Stated exercise.
Repeat every record below exactly, omitting any pictures.

Source material.
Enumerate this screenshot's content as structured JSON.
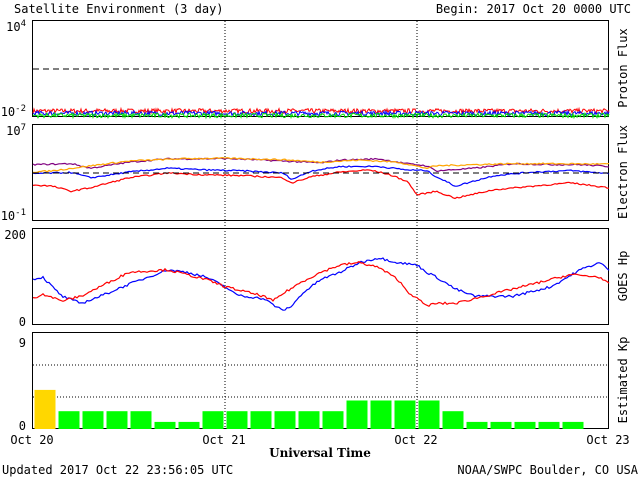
{
  "header": {
    "title": "Satellite Environment (3 day)",
    "begin": "Begin:  2017 Oct 20 0000 UTC"
  },
  "footer": {
    "updated": "Updated 2017 Oct 22 23:56:05 UTC",
    "credit": "NOAA/SWPC Boulder, CO USA"
  },
  "xaxis": {
    "label": "Universal Time",
    "ticks": [
      "Oct 20",
      "Oct 21",
      "Oct 22",
      "Oct 23"
    ]
  },
  "chart_data": [
    {
      "type": "line",
      "panel": "proton",
      "ylabel": "Proton Flux",
      "scale": "log",
      "ylim": [
        0.01,
        10000
      ],
      "yticks": [
        {
          "base": "10",
          "exp": "4"
        },
        {
          "base": "10",
          "exp": "-2"
        }
      ],
      "threshold": 10,
      "colors": [
        "#ff0000",
        "#0000ff",
        "#00dd00"
      ],
      "levels": [
        0.024,
        0.017,
        0.0125
      ]
    },
    {
      "type": "line",
      "panel": "electron",
      "ylabel": "Electron Flux",
      "scale": "log",
      "ylim": [
        0.1,
        10000000
      ],
      "yticks": [
        {
          "base": "10",
          "exp": "7"
        },
        {
          "base": "10",
          "exp": "-1"
        }
      ],
      "threshold": 1000,
      "series": [
        {
          "color": "#800080",
          "x": [
            0,
            0.2,
            0.3,
            0.5,
            0.7,
            0.8,
            1.0,
            1.1,
            1.3,
            1.5,
            1.6,
            1.8,
            1.95,
            2.05,
            2.1,
            2.3,
            2.5,
            2.7,
            2.85,
            3.0
          ],
          "y": [
            5000,
            6000,
            2500,
            8000,
            15000,
            15000,
            16000,
            14000,
            10000,
            7000,
            12000,
            15000,
            6000,
            4000,
            1500,
            2500,
            6000,
            5000,
            5000,
            3500
          ]
        },
        {
          "color": "#ffa500",
          "x": [
            0,
            0.1,
            0.3,
            0.5,
            0.8,
            1.0,
            1.3,
            1.5,
            1.7,
            1.9,
            2.05,
            2.1,
            2.3,
            2.5,
            2.7,
            3.0
          ],
          "y": [
            1200,
            1500,
            4000,
            10000,
            16000,
            17000,
            13000,
            8000,
            12000,
            8000,
            2500,
            4000,
            5000,
            6000,
            6000,
            5500
          ]
        },
        {
          "color": "#0000ff",
          "x": [
            0,
            0.2,
            0.3,
            0.5,
            0.7,
            0.9,
            1.1,
            1.3,
            1.35,
            1.45,
            1.6,
            1.8,
            1.95,
            2.05,
            2.1,
            2.2,
            2.4,
            2.6,
            2.8,
            3.0
          ],
          "y": [
            900,
            1100,
            400,
            1200,
            2500,
            1800,
            1500,
            1000,
            300,
            1500,
            3500,
            3500,
            1800,
            1600,
            500,
            80,
            600,
            1200,
            1600,
            900
          ]
        },
        {
          "color": "#ff0000",
          "x": [
            0,
            0.1,
            0.2,
            0.3,
            0.5,
            0.7,
            0.9,
            1.1,
            1.3,
            1.35,
            1.45,
            1.6,
            1.75,
            1.85,
            1.95,
            2.0,
            2.1,
            2.2,
            2.4,
            2.6,
            2.8,
            3.0
          ],
          "y": [
            100,
            80,
            30,
            60,
            400,
            1000,
            700,
            600,
            400,
            150,
            500,
            1200,
            1800,
            800,
            200,
            15,
            30,
            8,
            40,
            80,
            150,
            60
          ]
        }
      ]
    },
    {
      "type": "line",
      "panel": "goes_hp",
      "ylabel": "GOES Hp",
      "ylim": [
        0,
        200
      ],
      "yticks": [
        "200",
        "0"
      ],
      "series": [
        {
          "color": "#0000ff",
          "x": [
            0,
            0.05,
            0.15,
            0.25,
            0.35,
            0.5,
            0.7,
            0.8,
            0.9,
            1.0,
            1.05,
            1.1,
            1.2,
            1.3,
            1.35,
            1.4,
            1.5,
            1.6,
            1.7,
            1.8,
            1.9,
            2.0,
            2.05,
            2.1,
            2.2,
            2.3,
            2.5,
            2.7,
            2.85,
            2.95,
            3.0
          ],
          "y": [
            95,
            100,
            60,
            45,
            60,
            85,
            115,
            110,
            100,
            80,
            65,
            60,
            55,
            30,
            40,
            65,
            95,
            110,
            130,
            140,
            130,
            125,
            110,
            100,
            75,
            60,
            60,
            80,
            115,
            130,
            115
          ]
        },
        {
          "color": "#ff0000",
          "x": [
            0,
            0.05,
            0.15,
            0.25,
            0.4,
            0.5,
            0.7,
            0.8,
            0.9,
            1.0,
            1.1,
            1.2,
            1.25,
            1.3,
            1.4,
            1.5,
            1.6,
            1.7,
            1.8,
            1.9,
            1.95,
            2.0,
            2.05,
            2.1,
            2.2,
            2.3,
            2.4,
            2.6,
            2.8,
            2.95,
            3.0
          ],
          "y": [
            55,
            65,
            50,
            60,
            90,
            110,
            115,
            105,
            95,
            80,
            70,
            60,
            50,
            65,
            90,
            110,
            125,
            130,
            120,
            95,
            70,
            55,
            40,
            45,
            45,
            55,
            65,
            85,
            105,
            100,
            85
          ]
        }
      ]
    },
    {
      "type": "bar",
      "panel": "kp",
      "ylabel": "Estimated Kp",
      "ylim": [
        0,
        9
      ],
      "yticks": [
        "9",
        "0"
      ],
      "values": [
        3.67,
        1.67,
        1.67,
        1.67,
        1.67,
        0.67,
        0.67,
        1.67,
        1.67,
        1.67,
        1.67,
        1.67,
        1.67,
        2.67,
        2.67,
        2.67,
        2.67,
        1.67,
        0.67,
        0.67,
        0.67,
        0.67,
        0.67,
        0
      ],
      "colors": {
        "quiet": "#00ff00",
        "active": "#ffd700"
      },
      "active_threshold": 3
    }
  ]
}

Worked answer.
Enumerate this screenshot's content as structured JSON.
{
  "header": {
    "title": "Satellite Environment (3 day)",
    "begin": "Begin:  2017 Oct 20 0000 UTC"
  },
  "footer": {
    "updated": "Updated 2017 Oct 22 23:56:05 UTC",
    "credit": "NOAA/SWPC Boulder, CO USA"
  },
  "xaxis": {
    "label": "Universal Time",
    "ticks": [
      "Oct 20",
      "Oct 21",
      "Oct 22",
      "Oct 23"
    ]
  },
  "chart_data": [
    {
      "type": "line",
      "panel": "proton",
      "ylabel": "Proton Flux",
      "scale": "log",
      "ylim": [
        0.01,
        10000
      ],
      "yticks": [
        {
          "base": "10",
          "exp": "4"
        },
        {
          "base": "10",
          "exp": "-2"
        }
      ],
      "threshold": 10,
      "colors": [
        "#ff0000",
        "#0000ff",
        "#00dd00"
      ],
      "levels": [
        0.024,
        0.017,
        0.0125
      ]
    },
    {
      "type": "line",
      "panel": "electron",
      "ylabel": "Electron Flux",
      "scale": "log",
      "ylim": [
        0.1,
        10000000
      ],
      "yticks": [
        {
          "base": "10",
          "exp": "7"
        },
        {
          "base": "10",
          "exp": "-1"
        }
      ],
      "threshold": 1000,
      "series": [
        {
          "color": "#800080",
          "x": [
            0,
            0.2,
            0.3,
            0.5,
            0.7,
            0.8,
            1.0,
            1.1,
            1.3,
            1.5,
            1.6,
            1.8,
            1.95,
            2.05,
            2.1,
            2.3,
            2.5,
            2.7,
            2.85,
            3.0
          ],
          "y": [
            5000,
            6000,
            2500,
            8000,
            15000,
            15000,
            16000,
            14000,
            10000,
            7000,
            12000,
            15000,
            6000,
            4000,
            1500,
            2500,
            6000,
            5000,
            5000,
            3500
          ]
        },
        {
          "color": "#ffa500",
          "x": [
            0,
            0.1,
            0.3,
            0.5,
            0.8,
            1.0,
            1.3,
            1.5,
            1.7,
            1.9,
            2.05,
            2.1,
            2.3,
            2.5,
            2.7,
            3.0
          ],
          "y": [
            1200,
            1500,
            4000,
            10000,
            16000,
            17000,
            13000,
            8000,
            12000,
            8000,
            2500,
            4000,
            5000,
            6000,
            6000,
            5500
          ]
        },
        {
          "color": "#0000ff",
          "x": [
            0,
            0.2,
            0.3,
            0.5,
            0.7,
            0.9,
            1.1,
            1.3,
            1.35,
            1.45,
            1.6,
            1.8,
            1.95,
            2.05,
            2.1,
            2.2,
            2.4,
            2.6,
            2.8,
            3.0
          ],
          "y": [
            900,
            1100,
            400,
            1200,
            2500,
            1800,
            1500,
            1000,
            300,
            1500,
            3500,
            3500,
            1800,
            1600,
            500,
            80,
            600,
            1200,
            1600,
            900
          ]
        },
        {
          "color": "#ff0000",
          "x": [
            0,
            0.1,
            0.2,
            0.3,
            0.5,
            0.7,
            0.9,
            1.1,
            1.3,
            1.35,
            1.45,
            1.6,
            1.75,
            1.85,
            1.95,
            2.0,
            2.1,
            2.2,
            2.4,
            2.6,
            2.8,
            3.0
          ],
          "y": [
            100,
            80,
            30,
            60,
            400,
            1000,
            700,
            600,
            400,
            150,
            500,
            1200,
            1800,
            800,
            200,
            15,
            30,
            8,
            40,
            80,
            150,
            60
          ]
        }
      ]
    },
    {
      "type": "line",
      "panel": "goes_hp",
      "ylabel": "GOES Hp",
      "ylim": [
        0,
        200
      ],
      "yticks": [
        "200",
        "0"
      ],
      "series": [
        {
          "color": "#0000ff",
          "x": [
            0,
            0.05,
            0.15,
            0.25,
            0.35,
            0.5,
            0.7,
            0.8,
            0.9,
            1.0,
            1.05,
            1.1,
            1.2,
            1.3,
            1.35,
            1.4,
            1.5,
            1.6,
            1.7,
            1.8,
            1.9,
            2.0,
            2.05,
            2.1,
            2.2,
            2.3,
            2.5,
            2.7,
            2.85,
            2.95,
            3.0
          ],
          "y": [
            95,
            100,
            60,
            45,
            60,
            85,
            115,
            110,
            100,
            80,
            65,
            60,
            55,
            30,
            40,
            65,
            95,
            110,
            130,
            140,
            130,
            125,
            110,
            100,
            75,
            60,
            60,
            80,
            115,
            130,
            115
          ]
        },
        {
          "color": "#ff0000",
          "x": [
            0,
            0.05,
            0.15,
            0.25,
            0.4,
            0.5,
            0.7,
            0.8,
            0.9,
            1.0,
            1.1,
            1.2,
            1.25,
            1.3,
            1.4,
            1.5,
            1.6,
            1.7,
            1.8,
            1.9,
            1.95,
            2.0,
            2.05,
            2.1,
            2.2,
            2.3,
            2.4,
            2.6,
            2.8,
            2.95,
            3.0
          ],
          "y": [
            55,
            65,
            50,
            60,
            90,
            110,
            115,
            105,
            95,
            80,
            70,
            60,
            50,
            65,
            90,
            110,
            125,
            130,
            120,
            95,
            70,
            55,
            40,
            45,
            45,
            55,
            65,
            85,
            105,
            100,
            85
          ]
        }
      ]
    },
    {
      "type": "bar",
      "panel": "kp",
      "ylabel": "Estimated Kp",
      "ylim": [
        0,
        9
      ],
      "yticks": [
        "9",
        "0"
      ],
      "values": [
        3.67,
        1.67,
        1.67,
        1.67,
        1.67,
        0.67,
        0.67,
        1.67,
        1.67,
        1.67,
        1.67,
        1.67,
        1.67,
        2.67,
        2.67,
        2.67,
        2.67,
        1.67,
        0.67,
        0.67,
        0.67,
        0.67,
        0.67,
        0
      ],
      "colors": {
        "quiet": "#00ff00",
        "active": "#ffd700"
      },
      "active_threshold": 3
    }
  ]
}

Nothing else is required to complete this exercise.